+++ Data for processing
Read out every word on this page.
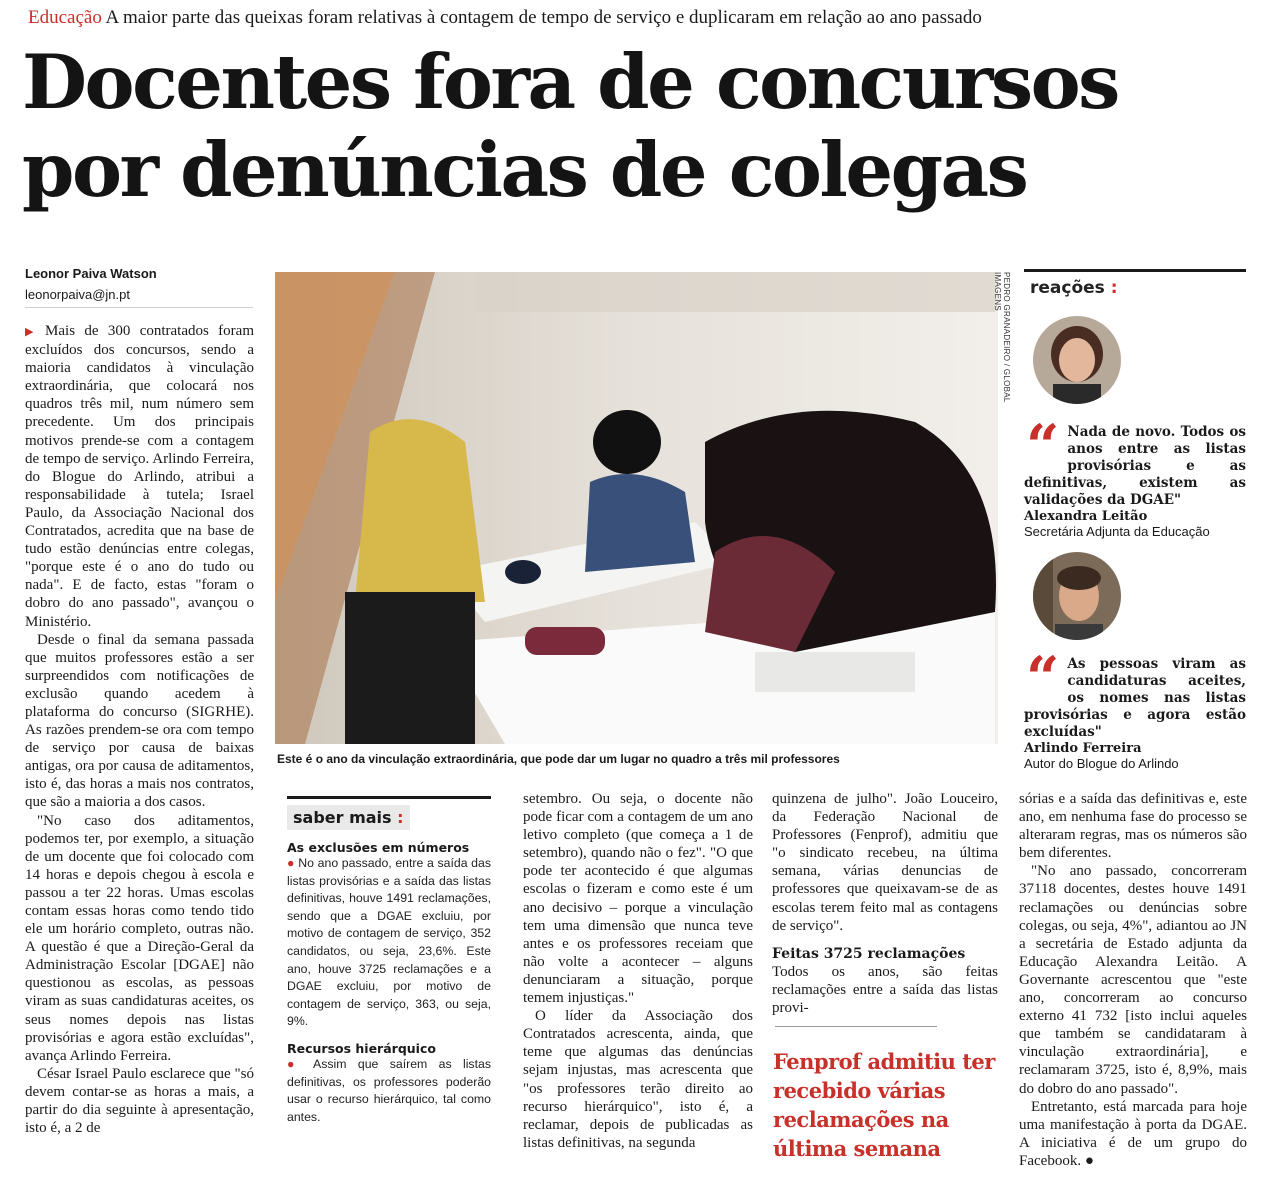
Educação A maior parte das queixas foram relativas à contagem de tempo de serviço e duplicaram em relação ao ano passado
Docentes fora de concursos
por denúncias de colegas
Leonor Paiva Watson
leonorpaiva@jn.pt

▶ Mais de 300 contratados foram excluídos dos concursos, sendo a maioria candidatos à vinculação extraordinária, que colocará nos quadros três mil, num número sem precedente. Um dos principais motivos prende-se com a contagem de tempo de serviço. Arlindo Ferreira, do Blogue do Arlindo, atribui a responsabilidade à tutela; Israel Paulo, da Associação Nacional dos Contratados, acredita que na base de tudo estão denúncias entre colegas, "porque este é o ano do tudo ou nada". E de facto, estas "foram o dobro do ano passado", avançou o Ministério.

Desde o final da semana passada que muitos professores estão a ser surpreendidos com notificações de exclusão quando acedem à plataforma do concurso (SIGRHE). As razões prendem-se ora com tempo de serviço por causa de baixas antigas, ora por causa de aditamentos, isto é, das horas a mais nos contratos, que são a maioria a dos casos.

"No caso dos aditamentos, podemos ter, por exemplo, a situação de um docente que foi colocado com 14 horas e depois chegou à escola e passou a ter 22 horas. Umas escolas contam essas horas como tendo tido ele um horário completo, outras não. A questão é que a Direção-Geral da Administração Escolar [DGAE] não questionou as escolas, as pessoas viram as suas candidaturas aceites, os seus nomes depois nas listas provisórias e agora estão excluídas", avança Arlindo Ferreira.

César Israel Paulo esclarece que "só devem contar-se as horas a mais, a partir do dia seguinte à apresentação, isto é, a 2 de

PEDRO GRANADEIRO / GLOBAL IMAGENS
Este é o ano da vinculação extraordinária, que pode dar um lugar no quadro a três mil professores
saber mais :
As exclusões em números
● No ano passado, entre a saída das listas provisórias e a saída das listas definitivas, houve 1491 reclamações, sendo que a DGAE excluiu, por motivo de contagem de serviço, 352 candidatos, ou seja, 23,6%. Este ano, houve 3725 reclamações e a DGAE excluiu, por motivo de contagem de serviço, 363, ou seja, 9%.
Recursos hierárquico
● Assim que saírem as listas definitivas, os professores poderão usar o recurso hierárquico, tal como antes.

setembro. Ou seja, o docente não pode ficar com a contagem de um ano letivo completo (que começa a 1 de setembro), quando não o fez". "O que pode ter acontecido é que algumas escolas o fizeram e como este é um ano decisivo – porque a vinculação tem uma dimensão que nunca teve antes e os professores receiam que não volte a acontecer – alguns denunciaram a situação, porque temem injustiças."

O líder da Associação dos Contratados acrescenta, ainda, que teme que algumas das denúncias sejam injustas, mas acrescenta que "os professores terão direito ao recurso hierárquico", isto é, a reclamar, depois de publicadas as listas definitivas, na segunda

quinzena de julho". João Louceiro, da Federação Nacional de Professores (Fenprof), admitiu que "o sindicato recebeu, na última semana, várias denuncias de professores que queixavam-se de as escolas terem feito mal as contagens de serviço".

Feitas 3725 reclamações

Todos os anos, são feitas reclamações entre a saída das listas provi-

Fenprof admitiu ter recebido várias reclamações na última semana

sórias e a saída das definitivas e, este ano, em nenhuma fase do processo se alteraram regras, mas os números são bem diferentes.

"No ano passado, concorreram 37118 docentes, destes houve 1491 reclamações ou denúncias sobre colegas, ou seja, 4%", adiantou ao JN a secretária de Estado adjunta da Educação Alexandra Leitão. A Governante acrescentou que "este ano, concorreram ao concurso externo 41 732 [isto inclui aqueles que também se candidataram à vinculação extraordinária], e reclamaram 3725, isto é, 8,9%, mais do dobro do ano passado".

Entretanto, está marcada para hoje uma manifestação à porta da DGAE. A iniciativa é de um grupo do Facebook. ●

reações :
“ Nada de novo. Todos os anos entre as listas provisórias e as definitivas, existem as validações da DGAE"
Alexandra Leitão
Secretária Adjunta da Educação
“ As pessoas viram as candidaturas aceites, os nomes nas listas provisórias e agora estão excluídas"
Arlindo Ferreira
Autor do Blogue do Arlindo
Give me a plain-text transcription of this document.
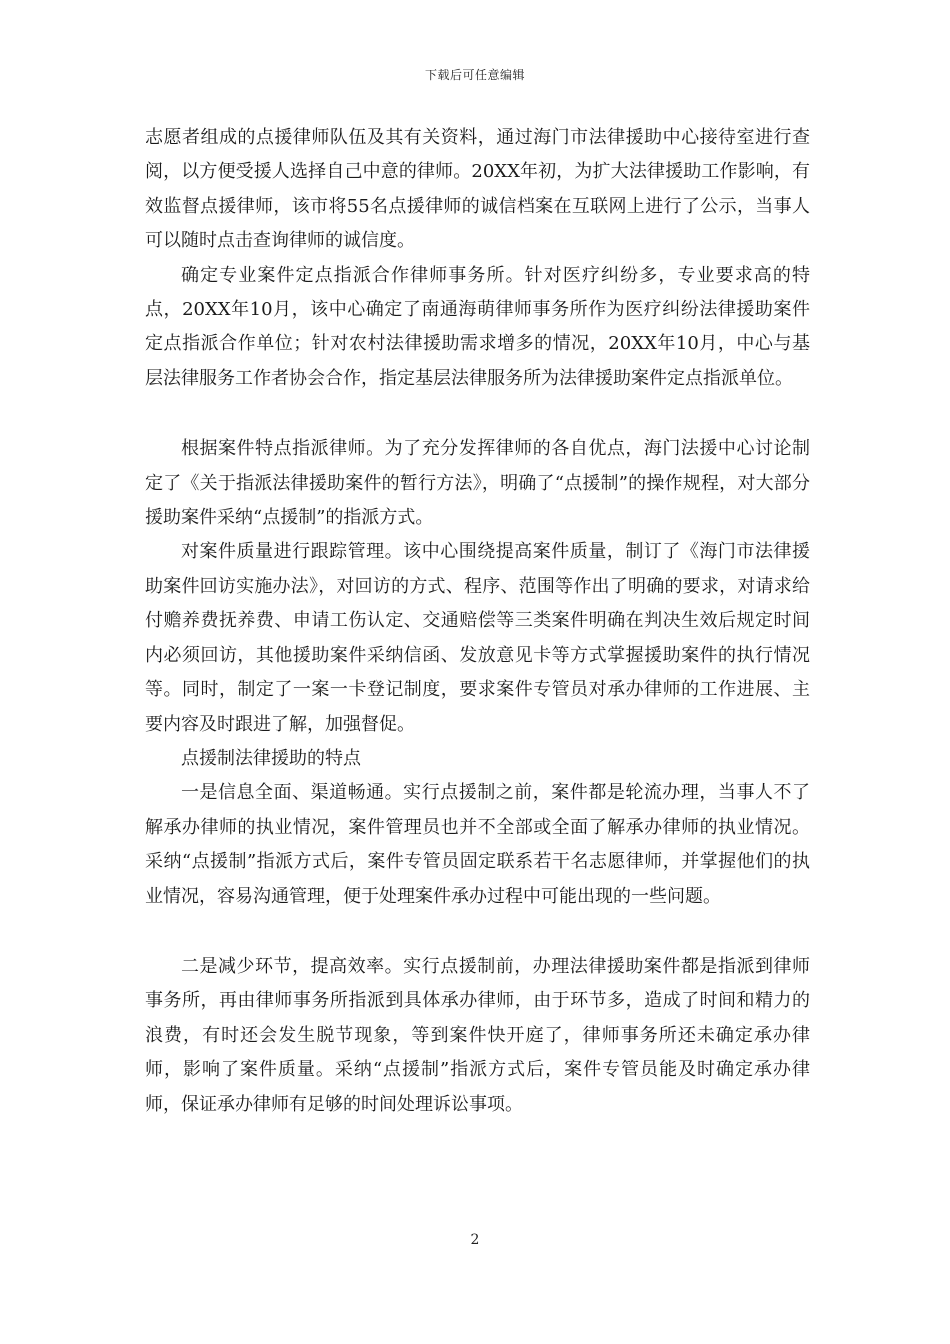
下载后可任意编辑

志愿者组成的点援律师队伍及其有关资料，通过海门市法律援助中心接待室进行查阅，以方便受援人选择自己中意的律师。20XX年初，为扩大法律援助工作影响，有效监督点援律师，该市将55名点援律师的诚信档案在互联网上进行了公示，当事人可以随时点击查询律师的诚信度。

确定专业案件定点指派合作律师事务所。针对医疗纠纷多，专业要求高的特点，20XX年10月，该中心确定了南通海萌律师事务所作为医疗纠纷法律援助案件定点指派合作单位；针对农村法律援助需求增多的情况，20XX年10月，中心与基层法律服务工作者协会合作，指定基层法律服务所为法律援助案件定点指派单位。

根据案件特点指派律师。为了充分发挥律师的各自优点，海门法援中心讨论制定了《关于指派法律援助案件的暂行方法》，明确了“点援制”的操作规程，对大部分援助案件采纳“点援制”的指派方式。

对案件质量进行跟踪管理。该中心围绕提高案件质量，制订了《海门市法律援助案件回访实施办法》，对回访的方式、程序、范围等作出了明确的要求，对请求给付赡养费抚养费、申请工伤认定、交通赔偿等三类案件明确在判决生效后规定时间内必须回访，其他援助案件采纳信函、发放意见卡等方式掌握援助案件的执行情况等。同时，制定了一案一卡登记制度，要求案件专管员对承办律师的工作进展、主要内容及时跟进了解，加强督促。

点援制法律援助的特点

一是信息全面、渠道畅通。实行点援制之前，案件都是轮流办理，当事人不了解承办律师的执业情况，案件管理员也并不全部或全面了解承办律师的执业情况。采纳“点援制”指派方式后，案件专管员固定联系若干名志愿律师，并掌握他们的执业情况，容易沟通管理，便于处理案件承办过程中可能出现的一些问题。

二是减少环节，提高效率。实行点援制前，办理法律援助案件都是指派到律师事务所，再由律师事务所指派到具体承办律师，由于环节多，造成了时间和精力的浪费，有时还会发生脱节现象，等到案件快开庭了，律师事务所还未确定承办律师，影响了案件质量。采纳“点援制”指派方式后，案件专管员能及时确定承办律师，保证承办律师有足够的时间处理诉讼事项。

2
++++++
▶ _What to work on_: Show the lines from the data above that contain the string "números".

▶ _Problem solution_:
As exclusões em números
sórias e a saída das definitivas e, este ano, em nenhuma fase do processo se alteraram regras, mas os números são bem diferentes.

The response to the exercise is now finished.